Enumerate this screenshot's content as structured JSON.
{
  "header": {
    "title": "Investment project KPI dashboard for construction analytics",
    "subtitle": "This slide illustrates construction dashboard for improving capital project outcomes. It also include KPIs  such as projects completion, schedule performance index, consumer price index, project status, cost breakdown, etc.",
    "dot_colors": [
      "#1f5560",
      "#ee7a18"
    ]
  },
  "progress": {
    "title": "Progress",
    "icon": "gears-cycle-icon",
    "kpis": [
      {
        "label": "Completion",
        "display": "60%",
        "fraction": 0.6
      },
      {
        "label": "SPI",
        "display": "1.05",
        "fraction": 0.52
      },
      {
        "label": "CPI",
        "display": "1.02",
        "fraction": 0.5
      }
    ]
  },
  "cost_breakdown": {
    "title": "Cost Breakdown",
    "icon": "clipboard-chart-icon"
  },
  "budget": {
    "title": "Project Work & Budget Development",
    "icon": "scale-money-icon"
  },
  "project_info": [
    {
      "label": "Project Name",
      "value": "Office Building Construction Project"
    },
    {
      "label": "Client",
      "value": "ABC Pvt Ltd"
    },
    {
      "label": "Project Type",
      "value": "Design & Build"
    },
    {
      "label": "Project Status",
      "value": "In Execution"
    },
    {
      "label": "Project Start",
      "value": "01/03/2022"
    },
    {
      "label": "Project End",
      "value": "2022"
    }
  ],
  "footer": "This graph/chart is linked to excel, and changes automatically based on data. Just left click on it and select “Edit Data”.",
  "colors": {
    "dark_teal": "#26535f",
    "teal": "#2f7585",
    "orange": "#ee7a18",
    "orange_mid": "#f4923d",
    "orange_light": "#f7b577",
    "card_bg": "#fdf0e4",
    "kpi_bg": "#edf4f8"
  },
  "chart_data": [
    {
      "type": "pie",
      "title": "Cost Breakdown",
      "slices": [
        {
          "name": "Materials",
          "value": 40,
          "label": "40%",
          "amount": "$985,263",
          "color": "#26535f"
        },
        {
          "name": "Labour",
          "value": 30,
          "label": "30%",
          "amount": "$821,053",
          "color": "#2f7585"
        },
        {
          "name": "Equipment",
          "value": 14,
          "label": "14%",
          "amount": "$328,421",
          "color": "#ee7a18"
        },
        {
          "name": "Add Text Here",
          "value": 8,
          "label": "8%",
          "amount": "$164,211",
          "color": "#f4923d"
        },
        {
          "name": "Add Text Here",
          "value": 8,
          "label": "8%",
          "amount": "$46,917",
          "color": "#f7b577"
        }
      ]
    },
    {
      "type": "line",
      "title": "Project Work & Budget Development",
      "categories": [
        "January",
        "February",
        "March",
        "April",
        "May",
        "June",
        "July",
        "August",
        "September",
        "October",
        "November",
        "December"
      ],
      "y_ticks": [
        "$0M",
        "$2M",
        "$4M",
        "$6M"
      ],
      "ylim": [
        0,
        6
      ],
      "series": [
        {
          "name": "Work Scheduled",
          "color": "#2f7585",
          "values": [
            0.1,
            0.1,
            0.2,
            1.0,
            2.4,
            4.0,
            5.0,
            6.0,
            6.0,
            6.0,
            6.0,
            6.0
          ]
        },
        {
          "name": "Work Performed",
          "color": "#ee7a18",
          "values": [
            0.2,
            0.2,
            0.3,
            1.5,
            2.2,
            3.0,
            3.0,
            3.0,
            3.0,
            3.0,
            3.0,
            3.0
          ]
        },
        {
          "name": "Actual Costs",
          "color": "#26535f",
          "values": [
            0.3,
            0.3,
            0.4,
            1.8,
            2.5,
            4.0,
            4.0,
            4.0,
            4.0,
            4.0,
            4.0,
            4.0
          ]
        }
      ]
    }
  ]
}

- _Problem statement_:
Copy the entries above exactly, leaving none out.

- _Exercise solution_:
Enumerate this screenshot's content as structured JSON.
{
  "header": {
    "title": "Investment project KPI dashboard for construction analytics",
    "subtitle": "This slide illustrates construction dashboard for improving capital project outcomes. It also include KPIs  such as projects completion, schedule performance index, consumer price index, project status, cost breakdown, etc.",
    "dot_colors": [
      "#1f5560",
      "#ee7a18"
    ]
  },
  "progress": {
    "title": "Progress",
    "icon": "gears-cycle-icon",
    "kpis": [
      {
        "label": "Completion",
        "display": "60%",
        "fraction": 0.6
      },
      {
        "label": "SPI",
        "display": "1.05",
        "fraction": 0.52
      },
      {
        "label": "CPI",
        "display": "1.02",
        "fraction": 0.5
      }
    ]
  },
  "cost_breakdown": {
    "title": "Cost Breakdown",
    "icon": "clipboard-chart-icon"
  },
  "budget": {
    "title": "Project Work & Budget Development",
    "icon": "scale-money-icon"
  },
  "project_info": [
    {
      "label": "Project Name",
      "value": "Office Building Construction Project"
    },
    {
      "label": "Client",
      "value": "ABC Pvt Ltd"
    },
    {
      "label": "Project Type",
      "value": "Design & Build"
    },
    {
      "label": "Project Status",
      "value": "In Execution"
    },
    {
      "label": "Project Start",
      "value": "01/03/2022"
    },
    {
      "label": "Project End",
      "value": "2022"
    }
  ],
  "footer": "This graph/chart is linked to excel, and changes automatically based on data. Just left click on it and select “Edit Data”.",
  "colors": {
    "dark_teal": "#26535f",
    "teal": "#2f7585",
    "orange": "#ee7a18",
    "orange_mid": "#f4923d",
    "orange_light": "#f7b577",
    "card_bg": "#fdf0e4",
    "kpi_bg": "#edf4f8"
  },
  "chart_data": [
    {
      "type": "pie",
      "title": "Cost Breakdown",
      "slices": [
        {
          "name": "Materials",
          "value": 40,
          "label": "40%",
          "amount": "$985,263",
          "color": "#26535f"
        },
        {
          "name": "Labour",
          "value": 30,
          "label": "30%",
          "amount": "$821,053",
          "color": "#2f7585"
        },
        {
          "name": "Equipment",
          "value": 14,
          "label": "14%",
          "amount": "$328,421",
          "color": "#ee7a18"
        },
        {
          "name": "Add Text Here",
          "value": 8,
          "label": "8%",
          "amount": "$164,211",
          "color": "#f4923d"
        },
        {
          "name": "Add Text Here",
          "value": 8,
          "label": "8%",
          "amount": "$46,917",
          "color": "#f7b577"
        }
      ]
    },
    {
      "type": "line",
      "title": "Project Work & Budget Development",
      "categories": [
        "January",
        "February",
        "March",
        "April",
        "May",
        "June",
        "July",
        "August",
        "September",
        "October",
        "November",
        "December"
      ],
      "y_ticks": [
        "$0M",
        "$2M",
        "$4M",
        "$6M"
      ],
      "ylim": [
        0,
        6
      ],
      "series": [
        {
          "name": "Work Scheduled",
          "color": "#2f7585",
          "values": [
            0.1,
            0.1,
            0.2,
            1.0,
            2.4,
            4.0,
            5.0,
            6.0,
            6.0,
            6.0,
            6.0,
            6.0
          ]
        },
        {
          "name": "Work Performed",
          "color": "#ee7a18",
          "values": [
            0.2,
            0.2,
            0.3,
            1.5,
            2.2,
            3.0,
            3.0,
            3.0,
            3.0,
            3.0,
            3.0,
            3.0
          ]
        },
        {
          "name": "Actual Costs",
          "color": "#26535f",
          "values": [
            0.3,
            0.3,
            0.4,
            1.8,
            2.5,
            4.0,
            4.0,
            4.0,
            4.0,
            4.0,
            4.0,
            4.0
          ]
        }
      ]
    }
  ]
}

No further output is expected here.